> _WORK TO COMPLETE_: Copy out every line in the entries below that includes "problem".

> _AVAILABLE RECORDS_:
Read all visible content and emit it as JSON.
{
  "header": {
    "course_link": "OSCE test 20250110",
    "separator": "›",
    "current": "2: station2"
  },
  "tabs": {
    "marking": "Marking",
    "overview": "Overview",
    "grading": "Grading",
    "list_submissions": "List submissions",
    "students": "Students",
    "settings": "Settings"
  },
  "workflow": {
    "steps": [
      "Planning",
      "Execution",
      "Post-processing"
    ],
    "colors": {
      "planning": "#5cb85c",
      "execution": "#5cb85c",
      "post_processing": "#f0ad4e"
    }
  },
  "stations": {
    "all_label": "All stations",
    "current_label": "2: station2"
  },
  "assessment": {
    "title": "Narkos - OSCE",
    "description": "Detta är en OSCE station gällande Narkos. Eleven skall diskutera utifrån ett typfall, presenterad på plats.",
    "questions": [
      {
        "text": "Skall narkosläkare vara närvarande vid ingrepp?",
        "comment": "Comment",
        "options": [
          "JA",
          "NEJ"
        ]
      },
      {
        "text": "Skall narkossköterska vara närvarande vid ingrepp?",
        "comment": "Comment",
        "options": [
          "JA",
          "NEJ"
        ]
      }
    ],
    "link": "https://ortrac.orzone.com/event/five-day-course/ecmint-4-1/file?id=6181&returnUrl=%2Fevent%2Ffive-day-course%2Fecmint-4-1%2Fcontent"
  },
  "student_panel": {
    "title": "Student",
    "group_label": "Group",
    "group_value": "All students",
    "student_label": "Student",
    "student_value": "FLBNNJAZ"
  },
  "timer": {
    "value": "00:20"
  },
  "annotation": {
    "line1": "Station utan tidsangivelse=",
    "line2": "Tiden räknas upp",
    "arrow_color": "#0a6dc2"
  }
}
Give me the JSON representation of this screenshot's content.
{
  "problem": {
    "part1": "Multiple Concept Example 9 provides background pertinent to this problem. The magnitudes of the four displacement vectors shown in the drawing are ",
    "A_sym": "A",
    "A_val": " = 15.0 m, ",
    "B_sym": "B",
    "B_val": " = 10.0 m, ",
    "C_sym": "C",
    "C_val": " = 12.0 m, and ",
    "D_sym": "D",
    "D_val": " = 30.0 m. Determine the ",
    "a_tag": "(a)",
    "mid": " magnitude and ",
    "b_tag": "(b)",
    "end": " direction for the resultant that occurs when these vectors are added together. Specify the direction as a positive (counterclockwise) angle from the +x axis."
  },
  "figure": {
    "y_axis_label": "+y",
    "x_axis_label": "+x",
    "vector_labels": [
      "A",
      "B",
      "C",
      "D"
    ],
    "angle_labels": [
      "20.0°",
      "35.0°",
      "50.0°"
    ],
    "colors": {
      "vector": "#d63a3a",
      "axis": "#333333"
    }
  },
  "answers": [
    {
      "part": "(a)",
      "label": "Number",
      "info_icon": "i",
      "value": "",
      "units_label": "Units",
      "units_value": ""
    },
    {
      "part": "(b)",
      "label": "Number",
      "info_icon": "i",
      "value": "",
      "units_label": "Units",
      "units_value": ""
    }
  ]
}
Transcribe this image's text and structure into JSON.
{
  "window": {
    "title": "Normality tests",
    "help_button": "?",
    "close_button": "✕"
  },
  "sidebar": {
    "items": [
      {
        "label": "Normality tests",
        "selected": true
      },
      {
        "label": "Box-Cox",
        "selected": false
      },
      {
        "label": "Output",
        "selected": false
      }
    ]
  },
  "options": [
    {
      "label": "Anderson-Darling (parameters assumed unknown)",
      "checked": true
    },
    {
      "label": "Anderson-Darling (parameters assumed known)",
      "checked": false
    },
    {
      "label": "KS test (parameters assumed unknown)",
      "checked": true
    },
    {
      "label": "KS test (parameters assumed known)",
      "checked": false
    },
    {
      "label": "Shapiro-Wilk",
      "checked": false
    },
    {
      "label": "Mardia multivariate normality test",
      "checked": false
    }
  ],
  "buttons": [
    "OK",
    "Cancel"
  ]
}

> _EXERCISE ANSWER_:
  "problem": {
    "part1": "Multiple Concept Example 9 provides background pertinent to this problem. The magnitudes of the four displacement vectors shown in the drawing are ",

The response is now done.